Instructions for the task: Omit all pictures, then retype the data exactly as given.

Given information:
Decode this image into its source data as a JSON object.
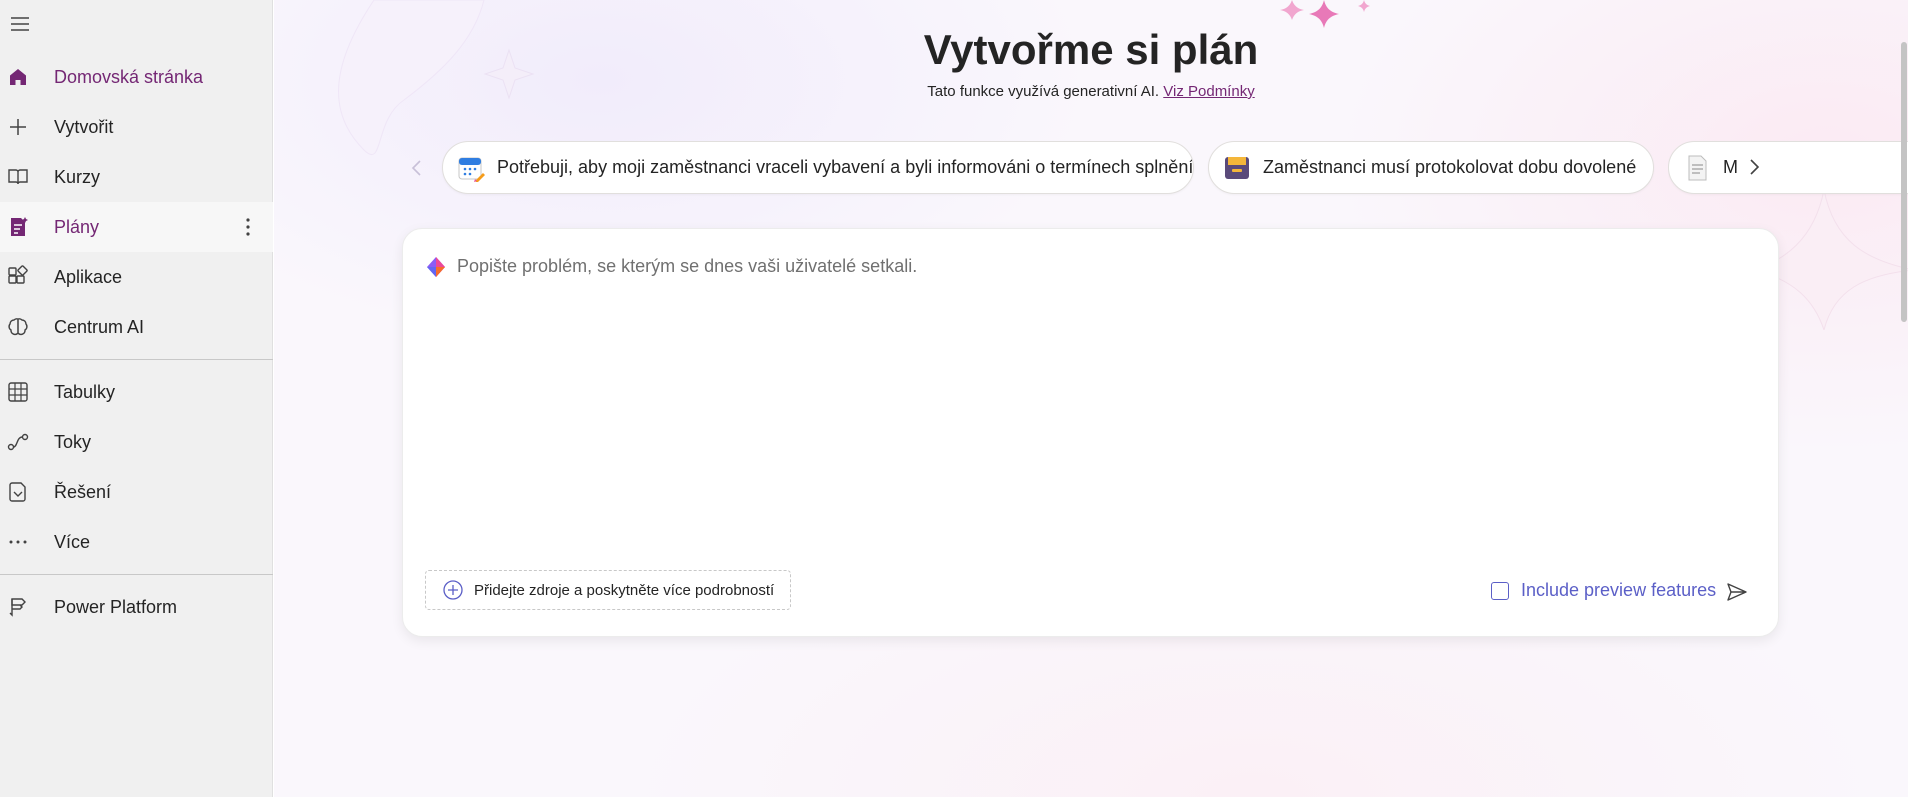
{
  "sidebar": {
    "items": [
      {
        "label": "Domovská stránka",
        "icon": "home-icon"
      },
      {
        "label": "Vytvořit",
        "icon": "plus-icon"
      },
      {
        "label": "Kurzy",
        "icon": "book-icon"
      },
      {
        "label": "Plány",
        "icon": "plan-icon"
      },
      {
        "label": "Aplikace",
        "icon": "apps-icon"
      },
      {
        "label": "Centrum AI",
        "icon": "ai-brain-icon"
      },
      {
        "label": "Tabulky",
        "icon": "table-icon"
      },
      {
        "label": "Toky",
        "icon": "flow-icon"
      },
      {
        "label": "Řešení",
        "icon": "solution-icon"
      },
      {
        "label": "Více",
        "icon": "ellipsis-icon"
      },
      {
        "label": "Power Platform",
        "icon": "power-platform-icon"
      }
    ],
    "active_item": "Plány"
  },
  "main": {
    "title": "Vytvořme si plán",
    "subtitle": "Tato funkce využívá generativní AI.",
    "terms_link": "Viz Podmínky",
    "suggestions": [
      {
        "label": "Potřebuji, aby moji zaměstnanci vraceli vybavení a byli informováni o termínech splnění",
        "icon": "calendar-icon"
      },
      {
        "label": "Zaměstnanci musí protokolovat dobu dovolené",
        "icon": "box-icon"
      },
      {
        "label": "M",
        "icon": "document-icon"
      }
    ],
    "prompt_placeholder": "Popište problém, se kterým se dnes vaši uživatelé setkali.",
    "add_sources_label": "Přidejte zdroje a poskytněte více podrobností",
    "preview_label": "Include preview features",
    "preview_checked": false
  },
  "colors": {
    "accent": "#742774",
    "link_blue": "#5b5fc7",
    "sidebar_bg": "#f0f0f0"
  }
}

Correct output:
Decode this image into its source data as a JSON object.
{
  "sidebar": {
    "items": [
      {
        "label": "Domovská stránka",
        "icon": "home-icon"
      },
      {
        "label": "Vytvořit",
        "icon": "plus-icon"
      },
      {
        "label": "Kurzy",
        "icon": "book-icon"
      },
      {
        "label": "Plány",
        "icon": "plan-icon"
      },
      {
        "label": "Aplikace",
        "icon": "apps-icon"
      },
      {
        "label": "Centrum AI",
        "icon": "ai-brain-icon"
      },
      {
        "label": "Tabulky",
        "icon": "table-icon"
      },
      {
        "label": "Toky",
        "icon": "flow-icon"
      },
      {
        "label": "Řešení",
        "icon": "solution-icon"
      },
      {
        "label": "Více",
        "icon": "ellipsis-icon"
      },
      {
        "label": "Power Platform",
        "icon": "power-platform-icon"
      }
    ],
    "active_item": "Plány"
  },
  "main": {
    "title": "Vytvořme si plán",
    "subtitle": "Tato funkce využívá generativní AI.",
    "terms_link": "Viz Podmínky",
    "suggestions": [
      {
        "label": "Potřebuji, aby moji zaměstnanci vraceli vybavení a byli informováni o termínech splnění",
        "icon": "calendar-icon"
      },
      {
        "label": "Zaměstnanci musí protokolovat dobu dovolené",
        "icon": "box-icon"
      },
      {
        "label": "M",
        "icon": "document-icon"
      }
    ],
    "prompt_placeholder": "Popište problém, se kterým se dnes vaši uživatelé setkali.",
    "add_sources_label": "Přidejte zdroje a poskytněte více podrobností",
    "preview_label": "Include preview features",
    "preview_checked": false
  },
  "colors": {
    "accent": "#742774",
    "link_blue": "#5b5fc7",
    "sidebar_bg": "#f0f0f0"
  }
}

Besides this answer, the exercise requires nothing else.